▶ [Short task]: Answer with nothing except the number of lines that contain the word "JSON".

Data tied to figure images
────────────────

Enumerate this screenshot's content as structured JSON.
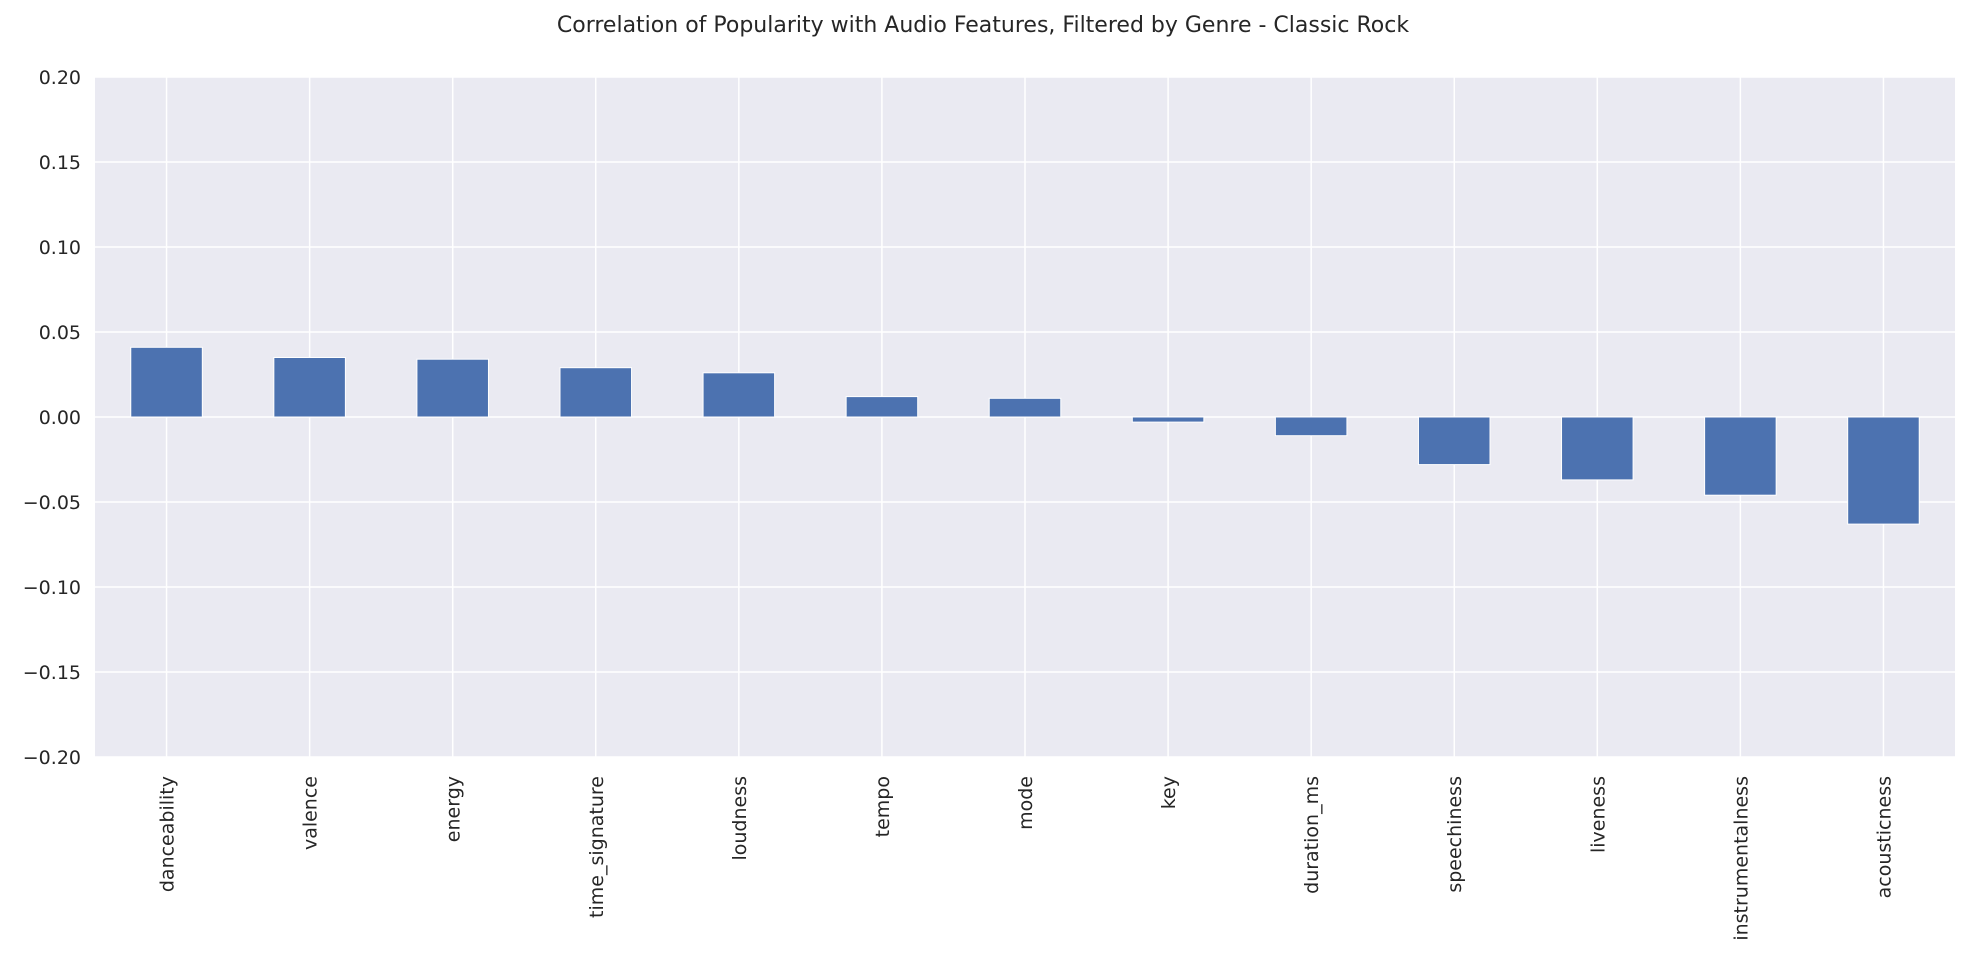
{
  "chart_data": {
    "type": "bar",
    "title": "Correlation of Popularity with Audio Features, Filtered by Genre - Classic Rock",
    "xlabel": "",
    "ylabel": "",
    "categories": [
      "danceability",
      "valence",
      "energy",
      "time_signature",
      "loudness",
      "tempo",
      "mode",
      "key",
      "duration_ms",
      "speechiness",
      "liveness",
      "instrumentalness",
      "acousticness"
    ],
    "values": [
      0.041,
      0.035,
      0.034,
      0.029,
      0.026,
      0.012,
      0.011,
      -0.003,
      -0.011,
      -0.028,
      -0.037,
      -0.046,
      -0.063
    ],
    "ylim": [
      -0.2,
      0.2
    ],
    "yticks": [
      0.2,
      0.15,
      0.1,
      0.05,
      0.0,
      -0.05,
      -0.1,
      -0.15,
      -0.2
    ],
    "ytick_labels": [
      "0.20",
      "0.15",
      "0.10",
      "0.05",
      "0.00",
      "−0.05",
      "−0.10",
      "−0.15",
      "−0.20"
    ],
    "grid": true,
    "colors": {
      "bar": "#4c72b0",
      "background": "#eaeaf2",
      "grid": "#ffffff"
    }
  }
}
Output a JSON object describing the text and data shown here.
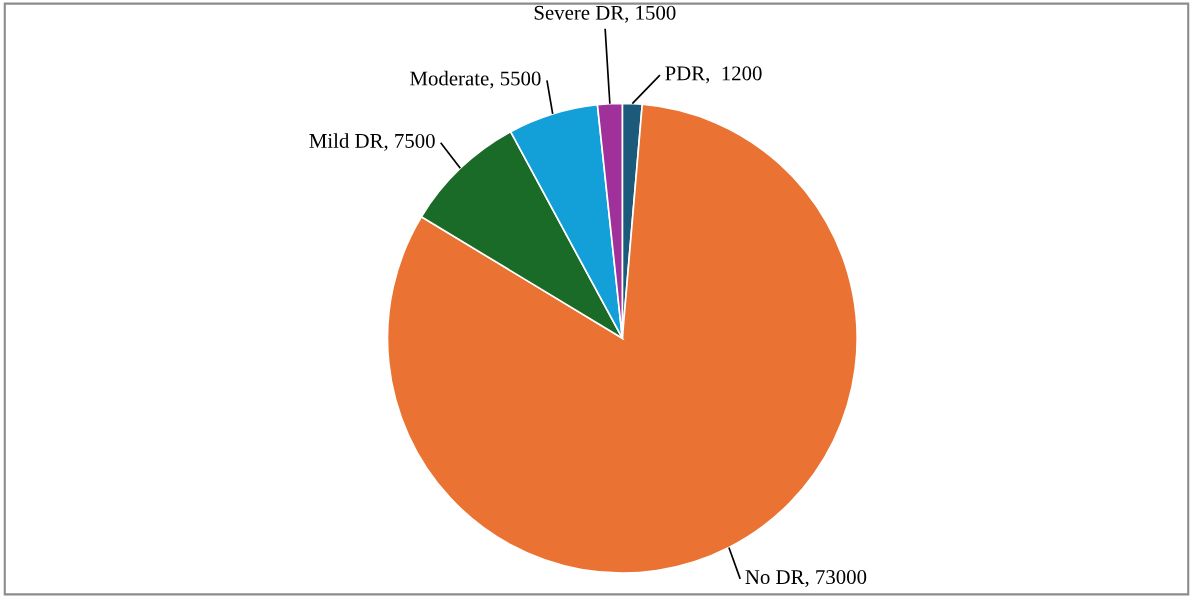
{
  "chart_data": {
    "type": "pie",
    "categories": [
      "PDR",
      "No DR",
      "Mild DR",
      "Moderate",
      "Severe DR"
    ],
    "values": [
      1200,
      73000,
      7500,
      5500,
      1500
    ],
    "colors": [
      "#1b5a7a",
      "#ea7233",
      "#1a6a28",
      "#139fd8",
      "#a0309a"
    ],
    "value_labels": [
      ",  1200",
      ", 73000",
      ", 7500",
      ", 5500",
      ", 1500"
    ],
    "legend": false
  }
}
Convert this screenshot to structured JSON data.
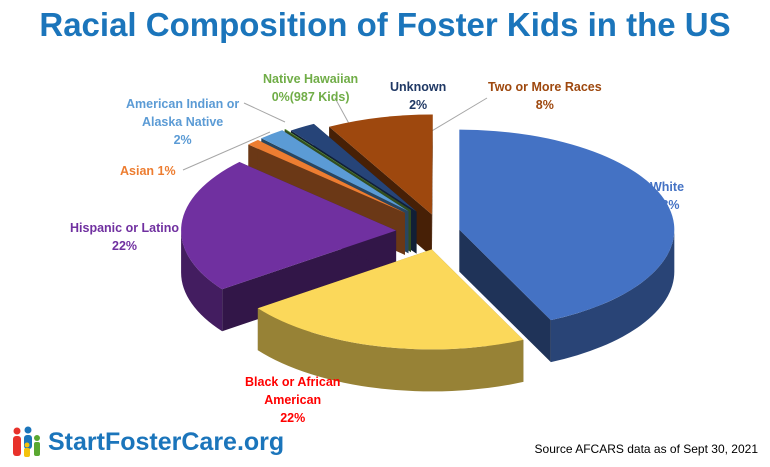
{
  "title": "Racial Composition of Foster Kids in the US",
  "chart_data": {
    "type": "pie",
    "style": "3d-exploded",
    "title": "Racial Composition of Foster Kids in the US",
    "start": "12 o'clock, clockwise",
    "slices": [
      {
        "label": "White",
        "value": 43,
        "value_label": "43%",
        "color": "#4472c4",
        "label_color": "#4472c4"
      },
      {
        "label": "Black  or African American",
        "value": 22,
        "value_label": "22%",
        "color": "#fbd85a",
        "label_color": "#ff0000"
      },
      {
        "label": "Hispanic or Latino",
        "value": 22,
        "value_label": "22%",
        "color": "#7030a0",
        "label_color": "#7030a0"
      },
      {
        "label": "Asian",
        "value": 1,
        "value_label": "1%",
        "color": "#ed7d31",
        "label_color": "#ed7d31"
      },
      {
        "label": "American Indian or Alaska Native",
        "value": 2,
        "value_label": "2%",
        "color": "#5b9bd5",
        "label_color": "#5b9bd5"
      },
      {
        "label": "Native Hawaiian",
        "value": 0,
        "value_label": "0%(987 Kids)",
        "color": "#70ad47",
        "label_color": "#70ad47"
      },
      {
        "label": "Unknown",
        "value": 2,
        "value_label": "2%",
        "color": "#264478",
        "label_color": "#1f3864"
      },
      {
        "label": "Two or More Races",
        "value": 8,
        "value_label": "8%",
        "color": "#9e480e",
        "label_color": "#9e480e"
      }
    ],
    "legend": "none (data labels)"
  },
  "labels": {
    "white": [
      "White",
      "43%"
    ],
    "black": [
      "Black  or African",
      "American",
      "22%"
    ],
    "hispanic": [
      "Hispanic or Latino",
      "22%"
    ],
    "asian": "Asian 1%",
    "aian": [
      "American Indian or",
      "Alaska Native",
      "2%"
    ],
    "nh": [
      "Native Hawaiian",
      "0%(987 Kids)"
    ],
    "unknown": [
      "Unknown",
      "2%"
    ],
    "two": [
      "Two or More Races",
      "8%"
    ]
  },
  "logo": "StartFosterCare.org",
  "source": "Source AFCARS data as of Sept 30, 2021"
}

────────────────

▶ [Finished answer]: 3